(Source data)
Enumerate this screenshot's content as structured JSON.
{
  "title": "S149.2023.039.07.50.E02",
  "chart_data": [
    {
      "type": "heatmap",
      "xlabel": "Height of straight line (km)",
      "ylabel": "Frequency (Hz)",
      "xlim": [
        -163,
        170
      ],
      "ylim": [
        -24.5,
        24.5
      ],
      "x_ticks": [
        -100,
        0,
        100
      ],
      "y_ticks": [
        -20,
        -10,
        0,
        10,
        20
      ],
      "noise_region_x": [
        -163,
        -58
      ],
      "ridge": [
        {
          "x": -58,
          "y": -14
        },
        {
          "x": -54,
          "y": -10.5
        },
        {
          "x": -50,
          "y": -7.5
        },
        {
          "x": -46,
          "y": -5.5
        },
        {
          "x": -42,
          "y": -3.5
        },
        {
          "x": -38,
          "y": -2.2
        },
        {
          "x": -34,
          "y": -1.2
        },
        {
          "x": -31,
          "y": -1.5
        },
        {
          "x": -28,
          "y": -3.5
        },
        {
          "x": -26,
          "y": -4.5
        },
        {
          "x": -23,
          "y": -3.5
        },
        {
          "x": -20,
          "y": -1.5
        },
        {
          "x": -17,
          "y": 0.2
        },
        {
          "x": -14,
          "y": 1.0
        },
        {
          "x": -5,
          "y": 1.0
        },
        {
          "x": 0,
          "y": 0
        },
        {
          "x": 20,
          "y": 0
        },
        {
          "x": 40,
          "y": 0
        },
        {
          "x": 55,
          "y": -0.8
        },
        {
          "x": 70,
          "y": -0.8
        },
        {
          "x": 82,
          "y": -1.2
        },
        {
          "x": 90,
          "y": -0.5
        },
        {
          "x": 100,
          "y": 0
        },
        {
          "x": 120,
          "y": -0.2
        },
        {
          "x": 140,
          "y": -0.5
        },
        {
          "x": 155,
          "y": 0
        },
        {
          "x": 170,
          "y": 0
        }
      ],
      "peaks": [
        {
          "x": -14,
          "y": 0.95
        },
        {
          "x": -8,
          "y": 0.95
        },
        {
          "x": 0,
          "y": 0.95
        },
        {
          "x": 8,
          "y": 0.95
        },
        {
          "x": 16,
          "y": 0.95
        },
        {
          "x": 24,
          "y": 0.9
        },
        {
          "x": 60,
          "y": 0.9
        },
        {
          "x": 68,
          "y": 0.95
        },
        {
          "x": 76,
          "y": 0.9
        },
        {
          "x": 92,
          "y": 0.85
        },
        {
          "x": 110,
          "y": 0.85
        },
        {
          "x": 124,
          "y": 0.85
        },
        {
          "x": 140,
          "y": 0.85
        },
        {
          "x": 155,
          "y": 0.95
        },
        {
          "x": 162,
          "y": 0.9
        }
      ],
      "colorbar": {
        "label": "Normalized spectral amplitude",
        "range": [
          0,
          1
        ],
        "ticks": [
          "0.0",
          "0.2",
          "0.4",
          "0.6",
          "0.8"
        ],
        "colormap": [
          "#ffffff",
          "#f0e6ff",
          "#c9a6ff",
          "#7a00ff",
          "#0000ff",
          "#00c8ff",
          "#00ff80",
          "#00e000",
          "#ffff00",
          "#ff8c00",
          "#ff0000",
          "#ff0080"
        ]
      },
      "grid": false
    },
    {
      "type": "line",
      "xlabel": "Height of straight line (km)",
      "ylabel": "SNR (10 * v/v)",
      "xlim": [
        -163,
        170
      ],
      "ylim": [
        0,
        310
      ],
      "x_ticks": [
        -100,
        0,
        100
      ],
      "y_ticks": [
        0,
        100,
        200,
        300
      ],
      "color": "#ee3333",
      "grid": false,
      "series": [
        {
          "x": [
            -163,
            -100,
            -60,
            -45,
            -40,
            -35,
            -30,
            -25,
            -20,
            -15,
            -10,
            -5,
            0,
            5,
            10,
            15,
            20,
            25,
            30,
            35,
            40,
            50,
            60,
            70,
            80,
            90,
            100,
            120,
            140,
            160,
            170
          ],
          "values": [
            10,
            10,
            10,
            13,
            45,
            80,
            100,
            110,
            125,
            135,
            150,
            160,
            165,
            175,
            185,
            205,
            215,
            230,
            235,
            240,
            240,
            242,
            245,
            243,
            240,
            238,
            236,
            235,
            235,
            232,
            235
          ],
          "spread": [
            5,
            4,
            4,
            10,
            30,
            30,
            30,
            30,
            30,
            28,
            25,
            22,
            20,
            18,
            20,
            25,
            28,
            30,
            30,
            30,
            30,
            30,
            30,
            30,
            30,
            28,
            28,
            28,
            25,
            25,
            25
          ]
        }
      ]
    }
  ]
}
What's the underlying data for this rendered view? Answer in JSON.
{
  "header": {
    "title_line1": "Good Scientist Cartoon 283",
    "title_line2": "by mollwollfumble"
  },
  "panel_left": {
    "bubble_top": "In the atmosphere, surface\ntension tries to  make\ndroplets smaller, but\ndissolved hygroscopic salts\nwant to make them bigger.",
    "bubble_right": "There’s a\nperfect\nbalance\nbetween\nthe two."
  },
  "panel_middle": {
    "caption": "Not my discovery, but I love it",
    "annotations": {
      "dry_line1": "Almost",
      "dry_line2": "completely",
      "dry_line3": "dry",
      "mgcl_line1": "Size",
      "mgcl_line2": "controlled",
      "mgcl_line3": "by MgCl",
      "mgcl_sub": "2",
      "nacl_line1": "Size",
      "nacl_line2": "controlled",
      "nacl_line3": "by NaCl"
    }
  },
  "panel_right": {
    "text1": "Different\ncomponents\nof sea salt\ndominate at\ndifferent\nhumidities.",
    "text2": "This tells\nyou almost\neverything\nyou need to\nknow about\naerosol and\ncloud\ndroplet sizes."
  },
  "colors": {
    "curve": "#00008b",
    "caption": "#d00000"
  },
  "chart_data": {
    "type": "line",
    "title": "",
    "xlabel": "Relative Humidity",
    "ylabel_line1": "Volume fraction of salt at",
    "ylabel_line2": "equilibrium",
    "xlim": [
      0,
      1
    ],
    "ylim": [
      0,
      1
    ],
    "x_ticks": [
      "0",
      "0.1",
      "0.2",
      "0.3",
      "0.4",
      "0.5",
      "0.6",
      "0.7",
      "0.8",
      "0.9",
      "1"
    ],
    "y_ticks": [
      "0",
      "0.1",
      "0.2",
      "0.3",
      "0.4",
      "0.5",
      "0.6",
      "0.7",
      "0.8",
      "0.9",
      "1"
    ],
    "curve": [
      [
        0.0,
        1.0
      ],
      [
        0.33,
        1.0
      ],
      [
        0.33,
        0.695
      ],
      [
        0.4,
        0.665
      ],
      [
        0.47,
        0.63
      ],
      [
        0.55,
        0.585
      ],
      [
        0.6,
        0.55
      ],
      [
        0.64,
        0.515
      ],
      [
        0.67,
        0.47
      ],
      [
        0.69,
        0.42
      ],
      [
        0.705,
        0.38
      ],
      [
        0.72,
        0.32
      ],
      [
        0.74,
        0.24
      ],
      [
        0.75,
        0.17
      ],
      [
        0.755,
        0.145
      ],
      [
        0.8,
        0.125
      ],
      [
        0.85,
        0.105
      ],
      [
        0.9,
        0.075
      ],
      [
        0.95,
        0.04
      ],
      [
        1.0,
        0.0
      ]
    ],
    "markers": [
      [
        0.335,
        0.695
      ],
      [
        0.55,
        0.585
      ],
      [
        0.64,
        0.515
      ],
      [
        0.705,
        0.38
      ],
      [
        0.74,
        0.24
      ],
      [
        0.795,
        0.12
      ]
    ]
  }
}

GIVEN REQUEST: Locate the lines above that contain "JSON" and copy them.

WRITTEN REPLY:
Enumerate this screenshot's content as structured JSON.
What's the underlying data for this rendered view? Answer in JSON.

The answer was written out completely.